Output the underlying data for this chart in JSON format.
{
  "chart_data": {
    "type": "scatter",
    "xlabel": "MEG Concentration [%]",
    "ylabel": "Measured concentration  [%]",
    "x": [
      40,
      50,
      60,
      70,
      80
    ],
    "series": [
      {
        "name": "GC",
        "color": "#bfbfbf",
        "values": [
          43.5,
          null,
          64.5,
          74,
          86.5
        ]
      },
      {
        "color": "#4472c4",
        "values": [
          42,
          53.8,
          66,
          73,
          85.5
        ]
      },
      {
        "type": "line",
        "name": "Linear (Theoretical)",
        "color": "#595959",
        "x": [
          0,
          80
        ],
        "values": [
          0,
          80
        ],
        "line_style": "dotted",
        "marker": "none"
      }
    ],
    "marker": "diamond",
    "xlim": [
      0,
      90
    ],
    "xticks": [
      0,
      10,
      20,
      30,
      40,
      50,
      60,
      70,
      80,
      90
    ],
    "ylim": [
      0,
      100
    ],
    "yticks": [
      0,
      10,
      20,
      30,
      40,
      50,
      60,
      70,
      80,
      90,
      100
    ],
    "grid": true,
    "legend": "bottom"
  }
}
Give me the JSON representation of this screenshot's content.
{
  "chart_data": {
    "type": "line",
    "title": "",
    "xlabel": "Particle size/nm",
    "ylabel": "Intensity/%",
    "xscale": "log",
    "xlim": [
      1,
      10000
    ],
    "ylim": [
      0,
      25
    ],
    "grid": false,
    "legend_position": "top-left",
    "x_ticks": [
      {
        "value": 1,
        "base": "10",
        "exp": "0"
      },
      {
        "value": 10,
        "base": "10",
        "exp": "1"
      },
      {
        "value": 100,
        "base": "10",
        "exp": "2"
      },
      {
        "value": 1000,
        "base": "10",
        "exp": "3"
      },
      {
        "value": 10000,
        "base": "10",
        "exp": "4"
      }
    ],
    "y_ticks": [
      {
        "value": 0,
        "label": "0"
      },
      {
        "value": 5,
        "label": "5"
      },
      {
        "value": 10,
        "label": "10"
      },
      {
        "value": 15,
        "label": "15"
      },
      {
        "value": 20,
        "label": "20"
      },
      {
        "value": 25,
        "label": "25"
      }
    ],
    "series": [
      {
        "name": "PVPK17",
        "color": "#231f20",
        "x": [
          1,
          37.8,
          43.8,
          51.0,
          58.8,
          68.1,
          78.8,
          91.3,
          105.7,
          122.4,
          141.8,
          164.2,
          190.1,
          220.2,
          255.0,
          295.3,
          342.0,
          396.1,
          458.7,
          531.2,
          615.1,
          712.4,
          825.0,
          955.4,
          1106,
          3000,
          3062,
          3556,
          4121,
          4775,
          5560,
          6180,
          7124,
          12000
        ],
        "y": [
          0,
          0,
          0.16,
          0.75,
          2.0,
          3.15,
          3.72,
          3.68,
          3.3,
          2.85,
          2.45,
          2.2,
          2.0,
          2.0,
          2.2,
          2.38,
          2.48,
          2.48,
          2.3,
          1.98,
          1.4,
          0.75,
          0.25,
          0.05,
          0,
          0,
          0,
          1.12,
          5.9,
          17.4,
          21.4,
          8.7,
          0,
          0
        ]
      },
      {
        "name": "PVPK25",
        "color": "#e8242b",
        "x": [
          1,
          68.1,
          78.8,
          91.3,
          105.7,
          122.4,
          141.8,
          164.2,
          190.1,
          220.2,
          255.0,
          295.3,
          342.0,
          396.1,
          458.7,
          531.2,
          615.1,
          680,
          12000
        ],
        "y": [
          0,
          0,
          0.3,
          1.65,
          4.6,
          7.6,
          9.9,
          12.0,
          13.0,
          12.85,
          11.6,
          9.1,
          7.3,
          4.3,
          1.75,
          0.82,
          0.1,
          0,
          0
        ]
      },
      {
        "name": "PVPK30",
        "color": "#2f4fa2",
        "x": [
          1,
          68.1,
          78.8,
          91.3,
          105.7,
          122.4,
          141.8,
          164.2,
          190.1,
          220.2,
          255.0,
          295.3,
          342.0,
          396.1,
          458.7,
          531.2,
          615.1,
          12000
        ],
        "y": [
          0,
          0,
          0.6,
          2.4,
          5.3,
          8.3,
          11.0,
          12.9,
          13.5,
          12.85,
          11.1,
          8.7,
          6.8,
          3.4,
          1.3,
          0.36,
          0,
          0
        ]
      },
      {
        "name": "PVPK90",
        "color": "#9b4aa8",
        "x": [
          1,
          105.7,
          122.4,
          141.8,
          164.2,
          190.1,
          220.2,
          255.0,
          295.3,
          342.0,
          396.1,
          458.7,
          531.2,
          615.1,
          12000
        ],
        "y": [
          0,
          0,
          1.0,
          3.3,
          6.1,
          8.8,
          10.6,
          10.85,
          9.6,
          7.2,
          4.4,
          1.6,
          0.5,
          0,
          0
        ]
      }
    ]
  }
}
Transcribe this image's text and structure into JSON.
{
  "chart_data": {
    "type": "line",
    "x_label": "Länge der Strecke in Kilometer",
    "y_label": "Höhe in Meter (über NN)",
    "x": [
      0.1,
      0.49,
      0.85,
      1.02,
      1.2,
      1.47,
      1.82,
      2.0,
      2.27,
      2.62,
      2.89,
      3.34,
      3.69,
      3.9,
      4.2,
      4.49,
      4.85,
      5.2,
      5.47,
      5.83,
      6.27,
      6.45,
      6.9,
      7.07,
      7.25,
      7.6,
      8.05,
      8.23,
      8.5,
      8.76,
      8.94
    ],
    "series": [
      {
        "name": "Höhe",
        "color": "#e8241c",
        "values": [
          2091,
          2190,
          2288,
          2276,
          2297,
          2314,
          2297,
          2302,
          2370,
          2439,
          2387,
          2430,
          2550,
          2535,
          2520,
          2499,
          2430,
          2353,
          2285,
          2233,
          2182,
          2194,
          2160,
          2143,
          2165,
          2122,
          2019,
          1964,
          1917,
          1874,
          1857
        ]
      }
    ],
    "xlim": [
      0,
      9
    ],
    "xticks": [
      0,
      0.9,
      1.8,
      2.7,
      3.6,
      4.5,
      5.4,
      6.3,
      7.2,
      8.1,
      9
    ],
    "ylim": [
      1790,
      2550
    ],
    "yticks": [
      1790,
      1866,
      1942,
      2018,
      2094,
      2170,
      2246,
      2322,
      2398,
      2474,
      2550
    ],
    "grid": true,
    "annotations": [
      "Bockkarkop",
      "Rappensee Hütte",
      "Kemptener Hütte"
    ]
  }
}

Problem to work on -
Select and copy every line from the records that includes the word "name".

Response to this exercise -
        "name": "GC",
        "name": "Linear (Theoretical)",
        "name": "PVPK17",
        "name": "PVPK25",
        "name": "PVPK30",
        "name": "PVPK90",
        "name": "Höhe",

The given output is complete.